REQUIRED TASK –
Copy out each line below that has the word "till" in it.

Dataset rows:
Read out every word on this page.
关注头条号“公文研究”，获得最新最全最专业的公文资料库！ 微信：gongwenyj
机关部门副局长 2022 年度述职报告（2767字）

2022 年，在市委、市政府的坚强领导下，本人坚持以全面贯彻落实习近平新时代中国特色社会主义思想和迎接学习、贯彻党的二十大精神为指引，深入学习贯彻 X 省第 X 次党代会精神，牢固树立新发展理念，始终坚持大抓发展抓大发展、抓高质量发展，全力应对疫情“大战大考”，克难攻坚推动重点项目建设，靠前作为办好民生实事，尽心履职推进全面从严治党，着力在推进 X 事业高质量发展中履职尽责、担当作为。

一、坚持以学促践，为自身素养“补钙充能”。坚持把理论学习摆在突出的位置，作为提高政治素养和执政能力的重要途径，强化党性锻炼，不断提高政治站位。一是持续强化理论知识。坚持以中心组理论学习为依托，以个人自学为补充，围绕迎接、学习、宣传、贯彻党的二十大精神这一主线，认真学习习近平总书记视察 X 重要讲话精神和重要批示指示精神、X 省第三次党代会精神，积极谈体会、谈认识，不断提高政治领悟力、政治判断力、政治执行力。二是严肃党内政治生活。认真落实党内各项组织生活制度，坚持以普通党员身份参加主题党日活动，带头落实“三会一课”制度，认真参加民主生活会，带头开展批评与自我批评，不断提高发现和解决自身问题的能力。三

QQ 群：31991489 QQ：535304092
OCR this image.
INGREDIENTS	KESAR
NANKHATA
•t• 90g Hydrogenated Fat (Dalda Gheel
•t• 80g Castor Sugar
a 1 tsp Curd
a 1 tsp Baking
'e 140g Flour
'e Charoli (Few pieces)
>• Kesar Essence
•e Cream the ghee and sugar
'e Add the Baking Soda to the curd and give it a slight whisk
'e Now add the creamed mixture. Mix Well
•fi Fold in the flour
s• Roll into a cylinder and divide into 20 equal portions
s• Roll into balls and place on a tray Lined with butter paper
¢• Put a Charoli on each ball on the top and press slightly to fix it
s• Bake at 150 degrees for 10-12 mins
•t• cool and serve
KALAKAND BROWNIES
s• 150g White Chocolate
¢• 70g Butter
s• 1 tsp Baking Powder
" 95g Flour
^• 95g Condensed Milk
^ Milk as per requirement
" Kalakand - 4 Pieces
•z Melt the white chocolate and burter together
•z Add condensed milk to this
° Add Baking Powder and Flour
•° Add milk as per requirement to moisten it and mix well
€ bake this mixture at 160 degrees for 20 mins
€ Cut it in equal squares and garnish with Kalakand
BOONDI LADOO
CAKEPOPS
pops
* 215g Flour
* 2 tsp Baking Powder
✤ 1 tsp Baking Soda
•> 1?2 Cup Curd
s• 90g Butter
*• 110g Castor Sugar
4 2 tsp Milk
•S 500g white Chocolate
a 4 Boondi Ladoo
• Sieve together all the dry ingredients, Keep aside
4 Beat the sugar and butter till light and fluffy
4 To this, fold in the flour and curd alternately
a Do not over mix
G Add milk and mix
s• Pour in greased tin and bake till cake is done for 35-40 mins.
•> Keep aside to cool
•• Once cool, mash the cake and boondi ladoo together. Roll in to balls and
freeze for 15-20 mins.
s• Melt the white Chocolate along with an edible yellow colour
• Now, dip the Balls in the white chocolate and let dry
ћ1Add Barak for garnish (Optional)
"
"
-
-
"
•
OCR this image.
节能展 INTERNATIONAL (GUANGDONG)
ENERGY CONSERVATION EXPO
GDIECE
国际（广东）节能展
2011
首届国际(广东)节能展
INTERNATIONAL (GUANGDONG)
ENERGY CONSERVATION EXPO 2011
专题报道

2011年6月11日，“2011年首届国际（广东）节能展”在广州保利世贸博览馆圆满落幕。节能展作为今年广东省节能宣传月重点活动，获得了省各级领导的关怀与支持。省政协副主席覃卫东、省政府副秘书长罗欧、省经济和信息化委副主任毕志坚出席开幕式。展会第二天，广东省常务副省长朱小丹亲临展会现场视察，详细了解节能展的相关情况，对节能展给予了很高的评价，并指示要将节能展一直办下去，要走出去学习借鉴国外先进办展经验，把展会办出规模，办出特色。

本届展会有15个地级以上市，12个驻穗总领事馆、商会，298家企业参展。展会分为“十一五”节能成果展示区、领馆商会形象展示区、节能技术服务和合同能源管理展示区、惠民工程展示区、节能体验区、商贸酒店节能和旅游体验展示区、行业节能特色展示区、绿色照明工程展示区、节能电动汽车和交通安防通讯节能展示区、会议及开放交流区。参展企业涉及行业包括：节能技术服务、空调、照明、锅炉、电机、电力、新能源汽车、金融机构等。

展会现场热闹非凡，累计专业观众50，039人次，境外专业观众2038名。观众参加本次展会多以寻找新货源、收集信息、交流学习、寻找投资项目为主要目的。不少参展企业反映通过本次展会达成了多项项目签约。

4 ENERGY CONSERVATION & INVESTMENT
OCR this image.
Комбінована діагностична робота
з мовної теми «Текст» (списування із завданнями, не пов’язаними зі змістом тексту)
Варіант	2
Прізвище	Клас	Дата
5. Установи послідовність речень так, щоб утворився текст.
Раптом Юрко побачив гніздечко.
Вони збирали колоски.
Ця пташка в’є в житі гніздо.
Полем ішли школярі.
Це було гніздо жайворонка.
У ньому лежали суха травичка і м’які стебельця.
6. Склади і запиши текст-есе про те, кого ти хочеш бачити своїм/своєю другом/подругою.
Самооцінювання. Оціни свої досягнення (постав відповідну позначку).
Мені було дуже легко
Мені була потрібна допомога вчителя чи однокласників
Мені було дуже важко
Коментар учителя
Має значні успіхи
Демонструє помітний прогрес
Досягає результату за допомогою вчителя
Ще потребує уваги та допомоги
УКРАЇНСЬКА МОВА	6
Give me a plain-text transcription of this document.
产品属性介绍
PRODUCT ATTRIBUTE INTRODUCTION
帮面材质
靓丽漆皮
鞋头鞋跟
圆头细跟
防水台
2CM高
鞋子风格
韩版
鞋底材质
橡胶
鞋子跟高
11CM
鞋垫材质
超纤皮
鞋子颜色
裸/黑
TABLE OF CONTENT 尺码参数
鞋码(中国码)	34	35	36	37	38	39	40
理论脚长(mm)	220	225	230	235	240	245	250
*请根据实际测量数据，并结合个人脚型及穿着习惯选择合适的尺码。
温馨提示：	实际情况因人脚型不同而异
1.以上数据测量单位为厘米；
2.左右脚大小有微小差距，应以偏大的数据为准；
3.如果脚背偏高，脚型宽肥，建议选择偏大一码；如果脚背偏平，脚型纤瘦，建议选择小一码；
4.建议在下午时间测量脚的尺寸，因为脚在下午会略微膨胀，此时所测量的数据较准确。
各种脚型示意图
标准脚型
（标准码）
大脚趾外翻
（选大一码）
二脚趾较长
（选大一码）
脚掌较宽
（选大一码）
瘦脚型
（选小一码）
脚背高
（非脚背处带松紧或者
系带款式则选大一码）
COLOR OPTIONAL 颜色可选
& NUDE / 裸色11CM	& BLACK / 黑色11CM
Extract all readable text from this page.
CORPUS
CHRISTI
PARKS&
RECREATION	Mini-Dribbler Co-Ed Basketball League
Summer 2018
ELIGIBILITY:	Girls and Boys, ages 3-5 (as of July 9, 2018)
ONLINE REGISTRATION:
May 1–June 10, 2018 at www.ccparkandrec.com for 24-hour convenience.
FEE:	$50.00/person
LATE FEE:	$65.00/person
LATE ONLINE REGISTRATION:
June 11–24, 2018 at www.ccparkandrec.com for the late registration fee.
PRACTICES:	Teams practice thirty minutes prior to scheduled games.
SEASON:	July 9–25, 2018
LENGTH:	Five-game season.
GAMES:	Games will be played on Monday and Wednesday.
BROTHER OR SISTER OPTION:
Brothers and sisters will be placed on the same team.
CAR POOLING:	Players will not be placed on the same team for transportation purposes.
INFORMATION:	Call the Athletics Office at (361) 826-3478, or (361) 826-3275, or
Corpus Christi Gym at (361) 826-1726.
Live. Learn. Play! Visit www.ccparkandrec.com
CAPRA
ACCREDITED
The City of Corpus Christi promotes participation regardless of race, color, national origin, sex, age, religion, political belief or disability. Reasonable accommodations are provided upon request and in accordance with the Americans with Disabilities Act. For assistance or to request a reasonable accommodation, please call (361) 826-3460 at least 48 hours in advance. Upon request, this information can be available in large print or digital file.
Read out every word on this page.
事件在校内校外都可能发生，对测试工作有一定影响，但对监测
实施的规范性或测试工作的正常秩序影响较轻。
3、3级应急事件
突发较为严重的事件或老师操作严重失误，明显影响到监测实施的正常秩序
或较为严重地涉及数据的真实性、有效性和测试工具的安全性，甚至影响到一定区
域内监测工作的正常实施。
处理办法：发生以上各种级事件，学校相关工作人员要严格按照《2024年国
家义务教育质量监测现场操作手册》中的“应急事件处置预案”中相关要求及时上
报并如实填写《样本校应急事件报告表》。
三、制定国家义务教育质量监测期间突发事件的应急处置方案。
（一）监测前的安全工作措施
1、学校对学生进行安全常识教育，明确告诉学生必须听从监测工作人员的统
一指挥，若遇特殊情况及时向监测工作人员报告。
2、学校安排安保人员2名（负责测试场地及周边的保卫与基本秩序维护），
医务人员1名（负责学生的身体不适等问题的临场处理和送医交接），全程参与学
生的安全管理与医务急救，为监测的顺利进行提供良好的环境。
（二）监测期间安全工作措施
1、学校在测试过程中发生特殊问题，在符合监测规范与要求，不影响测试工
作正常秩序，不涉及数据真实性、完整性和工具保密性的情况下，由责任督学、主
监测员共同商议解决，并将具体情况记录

RESULT FOR THIS TASK –
4 Beat the sugar and butter till light and fluffy
s• Pour in greased tin and bake till cake is done for 35-40 mins.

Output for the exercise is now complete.